> _GIVEN EXERCISE_: Restate the full set of records exactly, without adding or dropping a word.

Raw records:
---+---
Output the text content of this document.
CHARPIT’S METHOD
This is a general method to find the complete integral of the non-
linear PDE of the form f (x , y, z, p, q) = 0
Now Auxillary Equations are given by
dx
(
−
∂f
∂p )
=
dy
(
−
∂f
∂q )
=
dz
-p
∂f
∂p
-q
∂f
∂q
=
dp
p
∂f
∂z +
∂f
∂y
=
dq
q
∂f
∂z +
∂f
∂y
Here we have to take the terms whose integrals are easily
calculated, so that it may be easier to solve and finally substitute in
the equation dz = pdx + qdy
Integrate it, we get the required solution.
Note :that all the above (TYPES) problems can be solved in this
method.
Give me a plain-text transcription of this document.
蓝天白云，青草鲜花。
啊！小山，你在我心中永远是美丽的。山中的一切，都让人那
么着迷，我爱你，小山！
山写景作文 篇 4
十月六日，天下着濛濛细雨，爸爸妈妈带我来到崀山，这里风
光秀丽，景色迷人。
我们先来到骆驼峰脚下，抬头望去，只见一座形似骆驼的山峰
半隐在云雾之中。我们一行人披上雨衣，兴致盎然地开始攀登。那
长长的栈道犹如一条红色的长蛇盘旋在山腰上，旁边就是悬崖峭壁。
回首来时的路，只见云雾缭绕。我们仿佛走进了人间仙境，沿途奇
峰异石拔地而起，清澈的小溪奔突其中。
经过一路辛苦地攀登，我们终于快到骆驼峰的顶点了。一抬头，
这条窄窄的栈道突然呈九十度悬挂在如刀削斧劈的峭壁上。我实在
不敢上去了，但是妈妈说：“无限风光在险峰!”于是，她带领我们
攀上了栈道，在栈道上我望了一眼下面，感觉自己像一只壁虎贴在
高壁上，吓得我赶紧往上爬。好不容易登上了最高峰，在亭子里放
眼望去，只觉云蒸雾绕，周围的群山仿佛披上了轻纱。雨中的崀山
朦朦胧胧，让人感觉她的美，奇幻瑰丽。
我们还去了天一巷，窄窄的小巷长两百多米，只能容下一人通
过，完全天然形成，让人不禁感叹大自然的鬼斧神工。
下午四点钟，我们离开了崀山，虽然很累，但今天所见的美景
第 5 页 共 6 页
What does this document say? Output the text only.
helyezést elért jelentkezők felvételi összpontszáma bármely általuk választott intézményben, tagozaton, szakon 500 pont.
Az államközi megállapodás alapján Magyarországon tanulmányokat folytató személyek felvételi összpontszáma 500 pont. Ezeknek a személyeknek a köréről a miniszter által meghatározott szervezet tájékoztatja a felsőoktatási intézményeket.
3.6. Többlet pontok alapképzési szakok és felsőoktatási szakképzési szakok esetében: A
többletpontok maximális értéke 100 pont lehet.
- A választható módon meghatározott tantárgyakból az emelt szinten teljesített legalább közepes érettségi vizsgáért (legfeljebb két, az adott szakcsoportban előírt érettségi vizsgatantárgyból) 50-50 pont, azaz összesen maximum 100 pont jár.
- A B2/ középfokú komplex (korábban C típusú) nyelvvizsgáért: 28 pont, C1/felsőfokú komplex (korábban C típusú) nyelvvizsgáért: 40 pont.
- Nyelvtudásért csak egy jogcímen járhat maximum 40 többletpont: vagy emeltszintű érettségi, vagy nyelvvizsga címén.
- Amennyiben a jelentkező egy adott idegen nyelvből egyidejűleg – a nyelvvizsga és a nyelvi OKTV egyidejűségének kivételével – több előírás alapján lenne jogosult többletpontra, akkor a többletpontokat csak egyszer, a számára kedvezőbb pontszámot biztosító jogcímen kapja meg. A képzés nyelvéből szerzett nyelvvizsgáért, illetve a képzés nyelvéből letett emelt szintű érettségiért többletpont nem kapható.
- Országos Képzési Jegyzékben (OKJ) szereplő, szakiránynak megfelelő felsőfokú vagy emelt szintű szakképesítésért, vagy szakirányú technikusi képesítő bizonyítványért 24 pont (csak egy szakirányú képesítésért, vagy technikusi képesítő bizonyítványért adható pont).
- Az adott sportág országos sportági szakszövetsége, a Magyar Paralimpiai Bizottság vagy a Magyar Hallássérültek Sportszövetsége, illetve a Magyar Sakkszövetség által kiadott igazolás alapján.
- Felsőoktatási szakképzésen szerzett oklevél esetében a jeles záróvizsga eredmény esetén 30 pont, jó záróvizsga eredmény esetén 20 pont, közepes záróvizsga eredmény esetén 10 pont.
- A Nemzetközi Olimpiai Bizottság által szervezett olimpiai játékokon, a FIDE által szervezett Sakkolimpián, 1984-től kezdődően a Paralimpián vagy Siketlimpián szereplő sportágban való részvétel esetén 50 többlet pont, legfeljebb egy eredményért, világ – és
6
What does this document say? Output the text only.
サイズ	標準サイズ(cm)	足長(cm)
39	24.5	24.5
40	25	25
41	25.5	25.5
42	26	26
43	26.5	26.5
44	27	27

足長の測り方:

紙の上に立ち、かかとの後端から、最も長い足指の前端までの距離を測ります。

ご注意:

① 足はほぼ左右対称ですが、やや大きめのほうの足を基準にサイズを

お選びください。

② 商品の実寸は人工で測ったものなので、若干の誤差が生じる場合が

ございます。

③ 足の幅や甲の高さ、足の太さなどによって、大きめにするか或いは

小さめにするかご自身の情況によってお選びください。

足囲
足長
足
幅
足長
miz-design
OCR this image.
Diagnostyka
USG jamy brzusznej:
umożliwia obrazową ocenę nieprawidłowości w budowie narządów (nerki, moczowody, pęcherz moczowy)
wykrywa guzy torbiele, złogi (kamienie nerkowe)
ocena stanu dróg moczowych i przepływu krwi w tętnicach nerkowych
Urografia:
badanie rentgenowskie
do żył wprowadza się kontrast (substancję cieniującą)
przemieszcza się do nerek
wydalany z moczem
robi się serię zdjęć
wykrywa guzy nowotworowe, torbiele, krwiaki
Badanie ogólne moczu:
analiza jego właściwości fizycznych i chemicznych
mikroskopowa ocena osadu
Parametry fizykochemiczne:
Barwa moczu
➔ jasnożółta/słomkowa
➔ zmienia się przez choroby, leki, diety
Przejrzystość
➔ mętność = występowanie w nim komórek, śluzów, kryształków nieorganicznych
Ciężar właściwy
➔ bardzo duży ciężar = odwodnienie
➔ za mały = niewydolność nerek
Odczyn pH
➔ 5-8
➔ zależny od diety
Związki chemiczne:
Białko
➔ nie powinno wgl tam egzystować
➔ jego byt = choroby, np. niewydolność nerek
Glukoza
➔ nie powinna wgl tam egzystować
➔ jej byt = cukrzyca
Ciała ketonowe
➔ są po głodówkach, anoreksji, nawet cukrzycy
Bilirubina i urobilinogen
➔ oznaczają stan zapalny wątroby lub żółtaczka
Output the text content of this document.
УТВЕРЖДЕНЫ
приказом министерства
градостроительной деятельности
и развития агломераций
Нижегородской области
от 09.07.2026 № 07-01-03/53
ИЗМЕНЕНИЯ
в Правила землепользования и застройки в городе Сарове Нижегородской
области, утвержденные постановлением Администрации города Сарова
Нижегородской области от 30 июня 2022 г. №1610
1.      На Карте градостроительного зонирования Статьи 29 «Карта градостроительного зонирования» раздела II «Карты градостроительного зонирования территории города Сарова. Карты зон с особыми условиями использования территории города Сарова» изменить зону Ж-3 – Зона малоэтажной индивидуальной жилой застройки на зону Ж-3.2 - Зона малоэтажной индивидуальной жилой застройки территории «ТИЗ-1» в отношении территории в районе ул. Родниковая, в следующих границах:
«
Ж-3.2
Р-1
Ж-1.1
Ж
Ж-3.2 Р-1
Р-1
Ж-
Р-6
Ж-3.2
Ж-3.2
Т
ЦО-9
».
---+---
> _REPLY_:
Output the text content of this document.
CHARPIT’S METHOD
This is a general method to find the complete integral of the non-
linear PDE of the form f (x , y, z, p, q) = 0
Now Auxillary Equations are given by
dx
(
−
∂f
∂p )
=
dy
(
−
∂f
∂q )
=
dz
-p
∂f
∂p
-q
∂f
∂q
=
dp
p
∂f
∂z +
∂f
∂y
=
dq
q
∂f
∂z +
∂f
∂y
Here we have to take the terms whose integrals are easily
calculated, so that it may be easier to solve and finally substitute in
the equation dz = pdx + qdy
Integrate it, we get the required solution.
Note :that all the above (TYPES) problems can be solved in this
method.
Give me a plain-text transcription of this document.
蓝天白云，青草鲜花。
啊！小山，你在我心中永远是美丽的。山中的一切，都让人那
么着迷，我爱你，小山！
山写景作文 篇 4
十月六日，天下着濛濛细雨，爸爸妈妈带我来到崀山，这里风
光秀丽，景色迷人。
我们先来到骆驼峰脚下，抬头望去，只见一座形似骆驼的山峰
半隐在云雾之中。我们一行人披上雨衣，兴致盎然地开始攀登。那
长长的栈道犹如一条红色的长蛇盘旋在山腰上，旁边就是悬崖峭壁。
回首来时的路，只见云雾缭绕。我们仿佛走进了人间仙境，沿途奇
峰异石拔地而起，清澈的小溪奔突其中。
经过一路辛苦地攀登，我们终于快到骆驼峰的顶点了。一抬头，
这条窄窄的栈道突然呈九十度悬挂在如刀削斧劈的峭壁上。我实在
不敢上去了，但是妈妈说：“无限风光在险峰!”于是，她带领我们
攀上了栈道，在栈道上我望了一眼下面，感觉自己像一只壁虎贴在
高壁上，吓得我赶紧往上爬。好不容易登上了最高峰，在亭子里放
眼望去，只觉云蒸雾绕，周围的群山仿佛披上了轻纱。雨中的崀山
朦朦胧胧，让人感觉她的美，奇幻瑰丽。
我们还去了天一巷，窄窄的小巷长两百多米，只能容下一人通
过，完全天然形成，让人不禁感叹大自然的鬼斧神工。
下午四点钟，我们离开了崀山，虽然很累，但今天所见的美景
第 5 页 共 6 页
What does this document say? Output the text only.
helyezést elért jelentkezők felvételi összpontszáma bármely általuk választott intézményben, tagozaton, szakon 500 pont.
Az államközi megállapodás alapján Magyarországon tanulmányokat folytató személyek felvételi összpontszáma 500 pont. Ezeknek a személyeknek a köréről a miniszter által meghatározott szervezet tájékoztatja a felsőoktatási intézményeket.
3.6. Többlet pontok alapképzési szakok és felsőoktatási szakképzési szakok esetében: A
többletpontok maximális értéke 100 pont lehet.
- A választható módon meghatározott tantárgyakból az emelt szinten teljesített legalább közepes érettségi vizsgáért (legfeljebb két, az adott szakcsoportban előírt érettségi vizsgatantárgyból) 50-50 pont, azaz összesen maximum 100 pont jár.
- A B2/ középfokú komplex (korábban C típusú) nyelvvizsgáért: 28 pont, C1/felsőfokú komplex (korábban C típusú) nyelvvizsgáért: 40 pont.
- Nyelvtudásért csak egy jogcímen járhat maximum 40 többletpont: vagy emeltszintű érettségi, vagy nyelvvizsga címén.
- Amennyiben a jelentkező egy adott idegen nyelvből egyidejűleg – a nyelvvizsga és a nyelvi OKTV egyidejűségének kivételével – több előírás alapján lenne jogosult többletpontra, akkor a többletpontokat csak egyszer, a számára kedvezőbb pontszámot biztosító jogcímen kapja meg. A képzés nyelvéből szerzett nyelvvizsgáért, illetve a képzés nyelvéből letett emelt szintű érettségiért többletpont nem kapható.
- Országos Képzési Jegyzékben (OKJ) szereplő, szakiránynak megfelelő felsőfokú vagy emelt szintű szakképesítésért, vagy szakirányú technikusi képesítő bizonyítványért 24 pont (csak egy szakirányú képesítésért, vagy technikusi képesítő bizonyítványért adható pont).
- Az adott sportág országos sportági szakszövetsége, a Magyar Paralimpiai Bizottság vagy a Magyar Hallássérültek Sportszövetsége, illetve a Magyar Sakkszövetség által kiadott igazolás alapján.
- Felsőoktatási szakképzésen szerzett oklevél esetében a jeles záróvizsga eredmény esetén 30 pont, jó záróvizsga eredmény esetén 20 pont, közepes záróvizsga eredmény esetén 10 pont.
- A Nemzetközi Olimpiai Bizottság által szervezett olimpiai játékokon, a FIDE által szervezett Sakkolimpián, 1984-től kezdődően a Paralimpián vagy Siketlimpián szereplő sportágban való részvétel esetén 50 többlet pont, legfeljebb egy eredményért, világ – és
6
What does this document say? Output the text only.
サイズ	標準サイズ(cm)	足長(cm)
39	24.5	24.5
40	25	25
41	25.5	25.5
42	26	26
43	26.5	26.5
44	27	27

足長の測り方:

紙の上に立ち、かかとの後端から、最も長い足指の前端までの距離を測ります。

ご注意:

① 足はほぼ左右対称ですが、やや大きめのほうの足を基準にサイズを

お選びください。

② 商品の実寸は人工で測ったものなので、若干の誤差が生じる場合が

ございます。

③ 足の幅や甲の高さ、足の太さなどによって、大きめにするか或いは

小さめにするかご自身の情況によってお選びください。

足囲
足長
足
幅
足長
miz-design
OCR this image.
Diagnostyka
USG jamy brzusznej:
umożliwia obrazową ocenę nieprawidłowości w budowie narządów (nerki, moczowody, pęcherz moczowy)
wykrywa guzy torbiele, złogi (kamienie nerkowe)
ocena stanu dróg moczowych i przepływu krwi w tętnicach nerkowych
Urografia:
badanie rentgenowskie
do żył wprowadza się kontrast (substancję cieniującą)
przemieszcza się do nerek
wydalany z moczem
robi się serię zdjęć
wykrywa guzy nowotworowe, torbiele, krwiaki
Badanie ogólne moczu:
analiza jego właściwości fizycznych i chemicznych
mikroskopowa ocena osadu
Parametry fizykochemiczne:
Barwa moczu
➔ jasnożółta/słomkowa
➔ zmienia się przez choroby, leki, diety
Przejrzystość
➔ mętność = występowanie w nim komórek, śluzów, kryształków nieorganicznych
Ciężar właściwy
➔ bardzo duży ciężar = odwodnienie
➔ za mały = niewydolność nerek
Odczyn pH
➔ 5-8
➔ zależny od diety
Związki chemiczne:
Białko
➔ nie powinno wgl tam egzystować
➔ jego byt = choroby, np. niewydolność nerek
Glukoza
➔ nie powinna wgl tam egzystować
➔ jej byt = cukrzyca
Ciała ketonowe
➔ są po głodówkach, anoreksji, nawet cukrzycy
Bilirubina i urobilinogen
➔ oznaczają stan zapalny wątroby lub żółtaczka
Output the text content of this document.
УТВЕРЖДЕНЫ
приказом министерства
градостроительной деятельности
и развития агломераций
Нижегородской области
от 09.07.2026 № 07-01-03/53
ИЗМЕНЕНИЯ
в Правила землепользования и застройки в городе Сарове Нижегородской
области, утвержденные постановлением Администрации города Сарова
Нижегородской области от 30 июня 2022 г. №1610
1.      На Карте градостроительного зонирования Статьи 29 «Карта градостроительного зонирования» раздела II «Карты градостроительного зонирования территории города Сарова. Карты зон с особыми условиями использования территории города Сарова» изменить зону Ж-3 – Зона малоэтажной индивидуальной жилой застройки на зону Ж-3.2 - Зона малоэтажной индивидуальной жилой застройки территории «ТИЗ-1» в отношении территории в районе ул. Родниковая, в следующих границах:
«
Ж-3.2
Р-1
Ж-1.1
Ж
Ж-3.2 Р-1
Р-1
Ж-
Р-6
Ж-3.2
Ж-3.2
Т
ЦО-9
».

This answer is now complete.